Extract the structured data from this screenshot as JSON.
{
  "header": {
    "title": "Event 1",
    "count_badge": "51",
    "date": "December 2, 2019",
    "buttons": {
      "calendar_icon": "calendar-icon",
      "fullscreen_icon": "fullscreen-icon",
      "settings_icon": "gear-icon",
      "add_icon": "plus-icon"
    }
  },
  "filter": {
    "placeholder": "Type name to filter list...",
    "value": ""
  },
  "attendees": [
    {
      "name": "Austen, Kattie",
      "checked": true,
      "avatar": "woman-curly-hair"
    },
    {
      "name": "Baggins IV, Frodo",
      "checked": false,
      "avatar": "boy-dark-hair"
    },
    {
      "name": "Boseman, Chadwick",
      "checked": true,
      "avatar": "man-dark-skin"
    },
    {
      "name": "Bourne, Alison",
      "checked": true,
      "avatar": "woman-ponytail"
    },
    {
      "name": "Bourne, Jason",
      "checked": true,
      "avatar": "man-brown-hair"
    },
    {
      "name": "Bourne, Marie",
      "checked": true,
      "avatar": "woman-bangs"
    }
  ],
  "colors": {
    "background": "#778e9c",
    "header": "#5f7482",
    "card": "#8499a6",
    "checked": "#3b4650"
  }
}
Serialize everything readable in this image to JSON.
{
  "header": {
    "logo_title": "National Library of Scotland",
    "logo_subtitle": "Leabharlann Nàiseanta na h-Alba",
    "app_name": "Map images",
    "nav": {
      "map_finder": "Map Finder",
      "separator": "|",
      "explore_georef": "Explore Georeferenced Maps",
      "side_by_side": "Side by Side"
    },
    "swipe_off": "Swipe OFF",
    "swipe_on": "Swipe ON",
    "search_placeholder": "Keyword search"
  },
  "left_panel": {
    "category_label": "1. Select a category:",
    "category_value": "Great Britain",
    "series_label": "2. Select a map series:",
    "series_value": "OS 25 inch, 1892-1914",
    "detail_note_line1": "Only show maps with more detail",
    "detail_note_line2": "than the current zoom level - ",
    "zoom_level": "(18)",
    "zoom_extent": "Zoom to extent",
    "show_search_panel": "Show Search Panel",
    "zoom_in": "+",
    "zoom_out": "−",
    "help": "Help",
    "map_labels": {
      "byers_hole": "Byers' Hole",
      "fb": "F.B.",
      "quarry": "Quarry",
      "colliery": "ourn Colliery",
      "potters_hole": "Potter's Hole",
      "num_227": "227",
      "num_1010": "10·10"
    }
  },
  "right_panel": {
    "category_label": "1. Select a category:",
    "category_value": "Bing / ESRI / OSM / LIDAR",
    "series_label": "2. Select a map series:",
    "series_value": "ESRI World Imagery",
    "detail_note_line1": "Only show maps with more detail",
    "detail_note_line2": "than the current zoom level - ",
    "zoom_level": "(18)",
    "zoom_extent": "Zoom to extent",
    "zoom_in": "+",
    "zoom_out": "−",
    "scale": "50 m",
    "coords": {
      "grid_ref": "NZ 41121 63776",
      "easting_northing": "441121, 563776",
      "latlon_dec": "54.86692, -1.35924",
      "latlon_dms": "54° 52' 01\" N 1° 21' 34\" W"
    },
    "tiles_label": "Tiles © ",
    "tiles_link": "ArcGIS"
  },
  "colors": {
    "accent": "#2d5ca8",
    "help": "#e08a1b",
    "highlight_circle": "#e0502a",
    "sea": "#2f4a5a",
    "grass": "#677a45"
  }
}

================

Task goal: Each entry must be reproduced verbatim.

Response for this exercise:
Extract the structured data from this screenshot as JSON.
{
  "header": {
    "title": "Event 1",
    "count_badge": "51",
    "date": "December 2, 2019",
    "buttons": {
      "calendar_icon": "calendar-icon",
      "fullscreen_icon": "fullscreen-icon",
      "settings_icon": "gear-icon",
      "add_icon": "plus-icon"
    }
  },
  "filter": {
    "placeholder": "Type name to filter list...",
    "value": ""
  },
  "attendees": [
    {
      "name": "Austen, Kattie",
      "checked": true,
      "avatar": "woman-curly-hair"
    },
    {
      "name": "Baggins IV, Frodo",
      "checked": false,
      "avatar": "boy-dark-hair"
    },
    {
      "name": "Boseman, Chadwick",
      "checked": true,
      "avatar": "man-dark-skin"
    },
    {
      "name": "Bourne, Alison",
      "checked": true,
      "avatar": "woman-ponytail"
    },
    {
      "name": "Bourne, Jason",
      "checked": true,
      "avatar": "man-brown-hair"
    },
    {
      "name": "Bourne, Marie",
      "checked": true,
      "avatar": "woman-bangs"
    }
  ],
  "colors": {
    "background": "#778e9c",
    "header": "#5f7482",
    "card": "#8499a6",
    "checked": "#3b4650"
  }
}
Serialize everything readable in this image to JSON.
{
  "header": {
    "logo_title": "National Library of Scotland",
    "logo_subtitle": "Leabharlann Nàiseanta na h-Alba",
    "app_name": "Map images",
    "nav": {
      "map_finder": "Map Finder",
      "separator": "|",
      "explore_georef": "Explore Georeferenced Maps",
      "side_by_side": "Side by Side"
    },
    "swipe_off": "Swipe OFF",
    "swipe_on": "Swipe ON",
    "search_placeholder": "Keyword search"
  },
  "left_panel": {
    "category_label": "1. Select a category:",
    "category_value": "Great Britain",
    "series_label": "2. Select a map series:",
    "series_value": "OS 25 inch, 1892-1914",
    "detail_note_line1": "Only show maps with more detail",
    "detail_note_line2": "than the current zoom level - ",
    "zoom_level": "(18)",
    "zoom_extent": "Zoom to extent",
    "show_search_panel": "Show Search Panel",
    "zoom_in": "+",
    "zoom_out": "−",
    "help": "Help",
    "map_labels": {
      "byers_hole": "Byers' Hole",
      "fb": "F.B.",
      "quarry": "Quarry",
      "colliery": "ourn Colliery",
      "potters_hole": "Potter's Hole",
      "num_227": "227",
      "num_1010": "10·10"
    }
  },
  "right_panel": {
    "category_label": "1. Select a category:",
    "category_value": "Bing / ESRI / OSM / LIDAR",
    "series_label": "2. Select a map series:",
    "series_value": "ESRI World Imagery",
    "detail_note_line1": "Only show maps with more detail",
    "detail_note_line2": "than the current zoom level - ",
    "zoom_level": "(18)",
    "zoom_extent": "Zoom to extent",
    "zoom_in": "+",
    "zoom_out": "−",
    "scale": "50 m",
    "coords": {
      "grid_ref": "NZ 41121 63776",
      "easting_northing": "441121, 563776",
      "latlon_dec": "54.86692, -1.35924",
      "latlon_dms": "54° 52' 01\" N 1° 21' 34\" W"
    },
    "tiles_label": "Tiles © ",
    "tiles_link": "ArcGIS"
  },
  "colors": {
    "accent": "#2d5ca8",
    "help": "#e08a1b",
    "highlight_circle": "#e0502a",
    "sea": "#2f4a5a",
    "grass": "#677a45"
  }
}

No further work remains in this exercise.